— start ENTRIES —
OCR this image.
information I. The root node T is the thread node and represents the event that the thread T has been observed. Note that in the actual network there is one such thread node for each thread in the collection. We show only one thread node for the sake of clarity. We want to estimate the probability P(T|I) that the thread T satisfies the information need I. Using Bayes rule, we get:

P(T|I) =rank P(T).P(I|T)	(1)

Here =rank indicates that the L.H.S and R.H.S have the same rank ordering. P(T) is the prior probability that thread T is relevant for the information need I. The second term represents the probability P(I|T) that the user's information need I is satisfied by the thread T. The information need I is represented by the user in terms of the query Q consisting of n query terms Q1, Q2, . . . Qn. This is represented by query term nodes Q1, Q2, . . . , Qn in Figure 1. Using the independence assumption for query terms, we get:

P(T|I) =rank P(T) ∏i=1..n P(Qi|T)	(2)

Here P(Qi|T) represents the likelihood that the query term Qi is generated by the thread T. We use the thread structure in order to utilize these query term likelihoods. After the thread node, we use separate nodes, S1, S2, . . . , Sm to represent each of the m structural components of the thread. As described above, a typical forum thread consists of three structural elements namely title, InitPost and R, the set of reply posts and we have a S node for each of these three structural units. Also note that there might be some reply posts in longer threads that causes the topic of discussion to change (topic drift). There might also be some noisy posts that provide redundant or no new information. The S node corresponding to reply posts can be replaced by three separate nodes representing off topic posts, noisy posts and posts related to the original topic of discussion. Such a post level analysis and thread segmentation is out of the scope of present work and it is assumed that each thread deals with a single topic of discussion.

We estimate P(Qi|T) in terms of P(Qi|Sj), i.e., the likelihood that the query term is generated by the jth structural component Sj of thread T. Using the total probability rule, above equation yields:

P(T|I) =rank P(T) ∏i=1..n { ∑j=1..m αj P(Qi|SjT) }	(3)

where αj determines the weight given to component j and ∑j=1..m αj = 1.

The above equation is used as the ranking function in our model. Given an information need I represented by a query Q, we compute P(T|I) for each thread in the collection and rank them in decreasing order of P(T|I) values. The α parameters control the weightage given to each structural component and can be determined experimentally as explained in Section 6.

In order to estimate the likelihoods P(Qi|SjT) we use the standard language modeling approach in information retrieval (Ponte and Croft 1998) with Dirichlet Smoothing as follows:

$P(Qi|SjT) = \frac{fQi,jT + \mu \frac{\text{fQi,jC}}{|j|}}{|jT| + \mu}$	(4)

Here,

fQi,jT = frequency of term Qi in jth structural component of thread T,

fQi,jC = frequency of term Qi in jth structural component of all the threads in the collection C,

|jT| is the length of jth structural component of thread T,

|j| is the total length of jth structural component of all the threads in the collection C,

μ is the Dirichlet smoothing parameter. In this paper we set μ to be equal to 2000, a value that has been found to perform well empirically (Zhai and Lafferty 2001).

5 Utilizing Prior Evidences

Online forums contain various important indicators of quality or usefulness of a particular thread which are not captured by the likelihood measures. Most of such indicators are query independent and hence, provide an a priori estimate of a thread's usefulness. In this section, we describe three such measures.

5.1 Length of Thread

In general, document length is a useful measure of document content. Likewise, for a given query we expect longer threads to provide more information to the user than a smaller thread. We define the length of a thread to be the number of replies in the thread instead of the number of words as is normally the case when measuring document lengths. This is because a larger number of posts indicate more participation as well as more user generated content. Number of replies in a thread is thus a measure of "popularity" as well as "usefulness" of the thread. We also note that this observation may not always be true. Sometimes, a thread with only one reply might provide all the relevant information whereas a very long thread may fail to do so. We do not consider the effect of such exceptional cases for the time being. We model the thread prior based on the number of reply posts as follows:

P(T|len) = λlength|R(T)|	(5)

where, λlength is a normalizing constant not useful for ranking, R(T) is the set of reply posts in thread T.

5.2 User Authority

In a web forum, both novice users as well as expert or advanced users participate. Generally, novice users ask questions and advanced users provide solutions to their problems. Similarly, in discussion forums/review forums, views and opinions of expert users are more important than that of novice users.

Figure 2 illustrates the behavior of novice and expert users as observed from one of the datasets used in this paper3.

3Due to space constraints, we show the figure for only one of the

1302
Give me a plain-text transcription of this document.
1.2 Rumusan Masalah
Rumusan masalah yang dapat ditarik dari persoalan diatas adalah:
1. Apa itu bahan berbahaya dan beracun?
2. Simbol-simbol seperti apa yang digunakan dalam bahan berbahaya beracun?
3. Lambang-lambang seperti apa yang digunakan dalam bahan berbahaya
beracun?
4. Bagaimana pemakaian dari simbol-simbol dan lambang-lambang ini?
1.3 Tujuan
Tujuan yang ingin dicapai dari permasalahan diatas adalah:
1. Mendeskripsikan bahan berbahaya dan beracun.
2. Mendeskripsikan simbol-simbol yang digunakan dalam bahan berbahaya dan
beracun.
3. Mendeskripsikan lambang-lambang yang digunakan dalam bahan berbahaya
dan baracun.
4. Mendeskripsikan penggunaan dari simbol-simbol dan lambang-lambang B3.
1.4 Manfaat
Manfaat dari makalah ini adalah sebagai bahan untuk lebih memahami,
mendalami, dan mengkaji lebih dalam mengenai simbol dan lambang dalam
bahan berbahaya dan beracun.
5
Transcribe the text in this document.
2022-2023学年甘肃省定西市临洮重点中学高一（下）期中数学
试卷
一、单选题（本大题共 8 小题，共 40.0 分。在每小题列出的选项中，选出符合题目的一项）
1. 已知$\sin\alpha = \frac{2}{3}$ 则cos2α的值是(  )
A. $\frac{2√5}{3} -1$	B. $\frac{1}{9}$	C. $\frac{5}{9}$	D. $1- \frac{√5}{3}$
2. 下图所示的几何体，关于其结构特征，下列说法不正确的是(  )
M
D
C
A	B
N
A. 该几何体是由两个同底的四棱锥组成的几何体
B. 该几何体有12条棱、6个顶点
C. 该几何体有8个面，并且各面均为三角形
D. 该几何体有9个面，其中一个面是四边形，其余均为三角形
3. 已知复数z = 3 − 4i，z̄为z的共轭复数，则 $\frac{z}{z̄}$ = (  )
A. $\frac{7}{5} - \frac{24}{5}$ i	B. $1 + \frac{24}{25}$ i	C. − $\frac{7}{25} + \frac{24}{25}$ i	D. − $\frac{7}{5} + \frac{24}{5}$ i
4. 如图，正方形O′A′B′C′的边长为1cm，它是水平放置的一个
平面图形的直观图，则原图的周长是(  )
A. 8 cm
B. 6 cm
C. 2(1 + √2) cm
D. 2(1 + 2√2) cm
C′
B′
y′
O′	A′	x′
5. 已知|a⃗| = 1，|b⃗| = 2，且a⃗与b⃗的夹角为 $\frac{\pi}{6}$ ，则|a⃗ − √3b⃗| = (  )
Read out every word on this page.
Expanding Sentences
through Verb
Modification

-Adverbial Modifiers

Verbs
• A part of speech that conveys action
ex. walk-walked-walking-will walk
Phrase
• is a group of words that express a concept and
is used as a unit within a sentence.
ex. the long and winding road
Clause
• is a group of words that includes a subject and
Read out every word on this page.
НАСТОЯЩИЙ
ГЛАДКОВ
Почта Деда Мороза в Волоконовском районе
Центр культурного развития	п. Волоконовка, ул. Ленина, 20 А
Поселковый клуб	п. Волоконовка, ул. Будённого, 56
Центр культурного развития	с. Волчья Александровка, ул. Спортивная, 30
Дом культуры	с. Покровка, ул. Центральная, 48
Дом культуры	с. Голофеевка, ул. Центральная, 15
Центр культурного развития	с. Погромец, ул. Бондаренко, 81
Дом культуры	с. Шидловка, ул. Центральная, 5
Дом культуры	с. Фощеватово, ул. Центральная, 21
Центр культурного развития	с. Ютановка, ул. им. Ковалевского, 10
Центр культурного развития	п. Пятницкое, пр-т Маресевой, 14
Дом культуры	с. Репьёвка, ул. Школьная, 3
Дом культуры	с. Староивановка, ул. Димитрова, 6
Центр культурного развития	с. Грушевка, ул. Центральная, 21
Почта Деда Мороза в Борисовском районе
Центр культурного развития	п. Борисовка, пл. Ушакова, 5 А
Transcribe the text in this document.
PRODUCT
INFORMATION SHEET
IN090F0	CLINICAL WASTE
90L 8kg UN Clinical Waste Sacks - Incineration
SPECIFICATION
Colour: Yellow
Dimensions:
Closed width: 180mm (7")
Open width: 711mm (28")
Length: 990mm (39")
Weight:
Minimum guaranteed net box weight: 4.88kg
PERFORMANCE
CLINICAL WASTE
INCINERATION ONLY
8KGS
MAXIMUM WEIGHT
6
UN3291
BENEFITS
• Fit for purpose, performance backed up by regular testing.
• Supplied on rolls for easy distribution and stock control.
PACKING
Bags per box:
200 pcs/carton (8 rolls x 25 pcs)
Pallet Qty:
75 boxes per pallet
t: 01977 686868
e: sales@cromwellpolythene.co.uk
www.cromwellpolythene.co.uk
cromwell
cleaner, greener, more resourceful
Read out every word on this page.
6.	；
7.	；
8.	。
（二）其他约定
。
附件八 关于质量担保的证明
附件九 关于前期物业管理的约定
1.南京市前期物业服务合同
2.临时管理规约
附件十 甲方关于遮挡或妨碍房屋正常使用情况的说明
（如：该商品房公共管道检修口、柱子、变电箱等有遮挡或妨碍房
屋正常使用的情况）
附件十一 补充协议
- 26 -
— end ENTRIES —
== WHAT YOU ARE ASKED TO DO ==
Of the lines in the material above, state how many contain the string "Rumusan"; give no other text.

== FULL ANSWER ==
2